Source document
※ ※ ※

In 2008, the Dark Lady Players performed two different versions of As You Like It, which draws on the allegory hypothesized by Richard Knowles. The workshop production was directed by Greeman as part of the Shakespeare Symposium at ManhattanTheaterSource. The subsequent production in summer 2008 at the Midtown International Theatre Festival was directed by the Stephen Wisker. A film was made for Manhattan cable television on the production. The work was presented at Eastern Connecticut State University on 11 November 2009, and their lecture "Who Wrote Shakespeare?" is available at the University website.

On 15 December 2009, at Manhattan Theater Source, they produced a festival of short plays written about Amelia Lanier by nine New York City playwrights. Playwright Bella Poynton was the festival winner, and then commissioned by the company to write a full-length play detailing Lanier's life.

※ ※ ※

[Data entries]
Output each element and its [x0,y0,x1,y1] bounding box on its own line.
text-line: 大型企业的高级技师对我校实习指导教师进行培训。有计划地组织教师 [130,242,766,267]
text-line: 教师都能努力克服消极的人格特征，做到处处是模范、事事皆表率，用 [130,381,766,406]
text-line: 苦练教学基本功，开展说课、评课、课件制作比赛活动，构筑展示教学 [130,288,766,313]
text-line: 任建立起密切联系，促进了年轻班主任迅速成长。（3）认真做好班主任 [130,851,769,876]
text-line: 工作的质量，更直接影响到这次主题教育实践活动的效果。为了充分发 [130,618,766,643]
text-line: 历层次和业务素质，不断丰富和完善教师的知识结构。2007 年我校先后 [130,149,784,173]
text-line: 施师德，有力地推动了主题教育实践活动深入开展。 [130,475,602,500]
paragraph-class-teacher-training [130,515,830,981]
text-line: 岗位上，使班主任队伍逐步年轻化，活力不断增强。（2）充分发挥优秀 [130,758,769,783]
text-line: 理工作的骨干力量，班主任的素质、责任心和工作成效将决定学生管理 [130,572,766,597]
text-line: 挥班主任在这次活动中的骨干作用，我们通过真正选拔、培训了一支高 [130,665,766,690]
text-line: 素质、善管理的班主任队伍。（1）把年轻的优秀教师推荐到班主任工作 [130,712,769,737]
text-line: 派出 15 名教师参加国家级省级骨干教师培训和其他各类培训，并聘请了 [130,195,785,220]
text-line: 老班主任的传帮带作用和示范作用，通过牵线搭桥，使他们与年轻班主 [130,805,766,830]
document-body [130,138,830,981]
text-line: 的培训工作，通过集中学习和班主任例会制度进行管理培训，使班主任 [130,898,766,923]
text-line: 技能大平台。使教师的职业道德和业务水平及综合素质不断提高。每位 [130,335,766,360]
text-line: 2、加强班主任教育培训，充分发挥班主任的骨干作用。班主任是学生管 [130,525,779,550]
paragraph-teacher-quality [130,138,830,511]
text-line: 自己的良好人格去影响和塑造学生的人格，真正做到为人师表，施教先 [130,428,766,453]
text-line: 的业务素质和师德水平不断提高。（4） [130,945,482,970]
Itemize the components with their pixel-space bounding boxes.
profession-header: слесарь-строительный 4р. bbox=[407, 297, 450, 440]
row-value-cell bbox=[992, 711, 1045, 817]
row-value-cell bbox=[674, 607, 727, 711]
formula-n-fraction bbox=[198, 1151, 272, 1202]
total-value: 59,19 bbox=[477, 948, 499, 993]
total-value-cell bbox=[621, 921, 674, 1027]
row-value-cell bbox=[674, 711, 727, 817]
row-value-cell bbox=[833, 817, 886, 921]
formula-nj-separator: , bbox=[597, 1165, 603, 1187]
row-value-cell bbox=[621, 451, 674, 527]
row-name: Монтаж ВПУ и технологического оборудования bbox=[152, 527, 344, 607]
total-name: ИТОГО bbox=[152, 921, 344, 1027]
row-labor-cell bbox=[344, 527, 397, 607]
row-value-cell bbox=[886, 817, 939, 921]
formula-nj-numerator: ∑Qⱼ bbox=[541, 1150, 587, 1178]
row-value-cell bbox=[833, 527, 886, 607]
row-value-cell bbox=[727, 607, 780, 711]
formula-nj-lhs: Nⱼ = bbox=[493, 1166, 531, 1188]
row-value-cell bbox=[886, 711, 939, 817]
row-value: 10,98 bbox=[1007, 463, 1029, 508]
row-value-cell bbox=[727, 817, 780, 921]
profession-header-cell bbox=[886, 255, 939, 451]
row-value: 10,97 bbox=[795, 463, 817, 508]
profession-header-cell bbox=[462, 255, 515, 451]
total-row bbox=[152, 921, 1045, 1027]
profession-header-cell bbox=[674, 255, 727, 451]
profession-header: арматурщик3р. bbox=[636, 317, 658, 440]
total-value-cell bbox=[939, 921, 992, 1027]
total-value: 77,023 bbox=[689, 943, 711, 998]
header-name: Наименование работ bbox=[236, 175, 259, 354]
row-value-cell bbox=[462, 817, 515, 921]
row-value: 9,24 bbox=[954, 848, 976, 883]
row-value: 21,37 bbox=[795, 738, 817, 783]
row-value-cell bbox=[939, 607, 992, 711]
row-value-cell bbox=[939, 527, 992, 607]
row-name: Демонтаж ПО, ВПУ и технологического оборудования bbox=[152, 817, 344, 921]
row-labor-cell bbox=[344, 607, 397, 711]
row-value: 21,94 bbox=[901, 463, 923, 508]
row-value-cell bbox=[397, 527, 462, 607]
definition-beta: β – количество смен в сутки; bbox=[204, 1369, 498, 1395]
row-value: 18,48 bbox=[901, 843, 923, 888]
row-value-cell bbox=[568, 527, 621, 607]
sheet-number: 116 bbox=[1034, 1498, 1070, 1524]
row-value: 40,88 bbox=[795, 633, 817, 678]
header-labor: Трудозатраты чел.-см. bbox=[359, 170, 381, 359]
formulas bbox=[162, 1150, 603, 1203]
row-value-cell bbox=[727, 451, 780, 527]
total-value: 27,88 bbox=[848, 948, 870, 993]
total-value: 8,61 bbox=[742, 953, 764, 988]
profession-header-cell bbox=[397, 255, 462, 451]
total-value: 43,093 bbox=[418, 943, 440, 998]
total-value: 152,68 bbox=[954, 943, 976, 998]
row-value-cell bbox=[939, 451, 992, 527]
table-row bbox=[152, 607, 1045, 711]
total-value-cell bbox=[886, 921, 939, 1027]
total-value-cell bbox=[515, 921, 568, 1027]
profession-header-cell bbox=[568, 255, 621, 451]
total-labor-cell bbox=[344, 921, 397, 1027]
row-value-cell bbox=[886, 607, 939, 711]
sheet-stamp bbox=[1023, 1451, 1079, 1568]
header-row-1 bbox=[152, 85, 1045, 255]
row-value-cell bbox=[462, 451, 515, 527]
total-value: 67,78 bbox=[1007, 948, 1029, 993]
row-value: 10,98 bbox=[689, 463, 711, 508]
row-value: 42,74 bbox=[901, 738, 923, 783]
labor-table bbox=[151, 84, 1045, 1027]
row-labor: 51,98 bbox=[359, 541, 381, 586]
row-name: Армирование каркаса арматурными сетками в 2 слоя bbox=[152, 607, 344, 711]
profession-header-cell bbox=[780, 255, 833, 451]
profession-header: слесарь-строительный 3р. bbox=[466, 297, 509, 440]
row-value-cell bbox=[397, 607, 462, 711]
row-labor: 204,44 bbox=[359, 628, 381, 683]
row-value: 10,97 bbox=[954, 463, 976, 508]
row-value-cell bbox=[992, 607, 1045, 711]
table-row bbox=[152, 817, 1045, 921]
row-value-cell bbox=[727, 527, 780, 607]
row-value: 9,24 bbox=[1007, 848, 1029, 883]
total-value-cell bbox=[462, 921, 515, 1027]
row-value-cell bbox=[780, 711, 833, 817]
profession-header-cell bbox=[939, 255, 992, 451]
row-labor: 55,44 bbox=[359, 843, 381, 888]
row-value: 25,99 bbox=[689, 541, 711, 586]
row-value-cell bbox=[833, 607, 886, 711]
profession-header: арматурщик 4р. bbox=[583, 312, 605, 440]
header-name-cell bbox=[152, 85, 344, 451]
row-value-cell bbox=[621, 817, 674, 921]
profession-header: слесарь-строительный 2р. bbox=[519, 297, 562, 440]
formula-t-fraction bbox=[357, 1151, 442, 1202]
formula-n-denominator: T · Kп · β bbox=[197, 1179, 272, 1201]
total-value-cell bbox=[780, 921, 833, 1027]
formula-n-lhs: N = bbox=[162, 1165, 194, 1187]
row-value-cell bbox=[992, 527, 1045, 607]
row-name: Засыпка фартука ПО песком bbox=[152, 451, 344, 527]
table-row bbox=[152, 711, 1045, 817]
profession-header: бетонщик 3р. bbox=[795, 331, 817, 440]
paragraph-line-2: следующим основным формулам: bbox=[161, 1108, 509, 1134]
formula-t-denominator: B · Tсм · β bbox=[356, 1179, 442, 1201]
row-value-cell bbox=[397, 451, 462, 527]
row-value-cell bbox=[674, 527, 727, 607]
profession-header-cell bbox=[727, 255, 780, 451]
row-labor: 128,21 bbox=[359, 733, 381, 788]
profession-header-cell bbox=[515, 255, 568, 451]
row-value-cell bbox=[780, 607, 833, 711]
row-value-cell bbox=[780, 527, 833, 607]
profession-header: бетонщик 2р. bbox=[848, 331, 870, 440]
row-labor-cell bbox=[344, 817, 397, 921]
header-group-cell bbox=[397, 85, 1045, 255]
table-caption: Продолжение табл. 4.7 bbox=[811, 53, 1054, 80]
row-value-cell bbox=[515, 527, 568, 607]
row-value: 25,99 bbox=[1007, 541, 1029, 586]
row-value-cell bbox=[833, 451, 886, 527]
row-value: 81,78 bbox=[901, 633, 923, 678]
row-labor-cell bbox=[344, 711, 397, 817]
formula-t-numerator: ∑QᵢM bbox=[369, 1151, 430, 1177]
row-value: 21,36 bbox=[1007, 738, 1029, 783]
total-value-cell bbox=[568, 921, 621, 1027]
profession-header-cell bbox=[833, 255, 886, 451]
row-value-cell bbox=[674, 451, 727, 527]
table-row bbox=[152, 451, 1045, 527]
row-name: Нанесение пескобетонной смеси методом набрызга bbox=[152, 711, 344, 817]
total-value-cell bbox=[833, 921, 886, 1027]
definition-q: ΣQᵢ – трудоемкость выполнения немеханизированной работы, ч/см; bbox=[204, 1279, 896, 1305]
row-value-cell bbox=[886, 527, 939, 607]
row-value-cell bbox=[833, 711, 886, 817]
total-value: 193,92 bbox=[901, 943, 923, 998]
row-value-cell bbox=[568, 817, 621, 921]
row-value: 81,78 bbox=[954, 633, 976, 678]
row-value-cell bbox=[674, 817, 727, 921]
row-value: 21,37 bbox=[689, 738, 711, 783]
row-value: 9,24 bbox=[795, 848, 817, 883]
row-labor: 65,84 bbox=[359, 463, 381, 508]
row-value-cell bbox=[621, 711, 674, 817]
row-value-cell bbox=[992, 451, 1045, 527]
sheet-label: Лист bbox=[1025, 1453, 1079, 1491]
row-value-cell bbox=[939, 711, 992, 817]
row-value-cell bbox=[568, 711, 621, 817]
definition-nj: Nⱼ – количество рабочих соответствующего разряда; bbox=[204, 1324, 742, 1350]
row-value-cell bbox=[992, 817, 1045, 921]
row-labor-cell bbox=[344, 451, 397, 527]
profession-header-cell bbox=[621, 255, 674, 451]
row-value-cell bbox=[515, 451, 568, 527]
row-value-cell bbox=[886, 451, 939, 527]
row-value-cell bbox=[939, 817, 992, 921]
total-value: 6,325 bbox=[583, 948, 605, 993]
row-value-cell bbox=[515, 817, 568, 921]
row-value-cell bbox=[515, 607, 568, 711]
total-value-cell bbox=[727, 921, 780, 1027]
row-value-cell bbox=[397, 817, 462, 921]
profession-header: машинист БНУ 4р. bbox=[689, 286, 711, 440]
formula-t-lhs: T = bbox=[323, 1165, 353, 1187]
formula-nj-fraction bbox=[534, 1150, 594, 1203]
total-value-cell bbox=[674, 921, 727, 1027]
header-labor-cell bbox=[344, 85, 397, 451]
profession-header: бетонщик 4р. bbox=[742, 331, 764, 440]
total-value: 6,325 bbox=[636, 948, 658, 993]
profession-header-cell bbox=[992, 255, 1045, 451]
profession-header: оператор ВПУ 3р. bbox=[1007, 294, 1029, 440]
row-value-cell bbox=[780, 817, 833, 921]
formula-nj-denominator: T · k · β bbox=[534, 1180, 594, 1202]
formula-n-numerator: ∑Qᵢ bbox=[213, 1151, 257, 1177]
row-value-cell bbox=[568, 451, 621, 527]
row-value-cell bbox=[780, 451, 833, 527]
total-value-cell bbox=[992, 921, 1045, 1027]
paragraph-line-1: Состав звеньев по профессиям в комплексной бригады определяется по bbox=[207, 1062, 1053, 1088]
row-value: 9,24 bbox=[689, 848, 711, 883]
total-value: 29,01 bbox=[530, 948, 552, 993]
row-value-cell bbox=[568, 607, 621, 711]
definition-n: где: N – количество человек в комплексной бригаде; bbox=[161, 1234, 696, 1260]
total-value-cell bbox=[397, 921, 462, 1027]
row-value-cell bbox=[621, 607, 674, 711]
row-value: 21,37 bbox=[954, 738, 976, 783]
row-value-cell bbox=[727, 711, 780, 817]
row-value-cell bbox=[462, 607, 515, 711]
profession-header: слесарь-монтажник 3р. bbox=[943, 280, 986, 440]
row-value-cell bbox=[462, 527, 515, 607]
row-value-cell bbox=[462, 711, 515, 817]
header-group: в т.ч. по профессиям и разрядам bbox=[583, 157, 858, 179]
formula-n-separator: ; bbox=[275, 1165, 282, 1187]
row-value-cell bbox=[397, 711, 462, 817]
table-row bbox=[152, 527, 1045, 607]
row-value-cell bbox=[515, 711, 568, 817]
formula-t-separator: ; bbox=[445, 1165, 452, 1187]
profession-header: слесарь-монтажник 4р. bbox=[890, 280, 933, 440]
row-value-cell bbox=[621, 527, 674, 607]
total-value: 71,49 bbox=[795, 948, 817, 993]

※ ※ ※

Tasks and exercises
1. Answer from the passage on the Dark Lady Players:
(a) Who directed the workshop production of As You Like It?
(b) On what date was the work presented at Eastern Connecticut State University?
(c) How many New York City playwrights wrote the short plays about Amelia Lanier?
2. List every person named in the passage on the Dark Lady Players.
3. Rewrite the passage on the Dark Lady Players, starting with "On 15 December" and going on through "detailing Lanier's life.", changing "short plays" to "one-act plays".
These entries were taken from a different source than the passage on the Dark Lady Players.

List of solutions
1.
(a) Greeman
(b) 11 November 2009
(c) Nine

2.
Richard Knowles
Greeman
Stephen Wisker
Amelia Lanier
Bella Poynton

3.
On 15 December 2009, at Manhattan Theater Source, they produced a festival of one-act plays written about Amelia Lanier by nine New York City playwrights. Playwright Bella Poynton was the festival winner, and then commissioned by the company to write a full-length play detailing Lanier's life.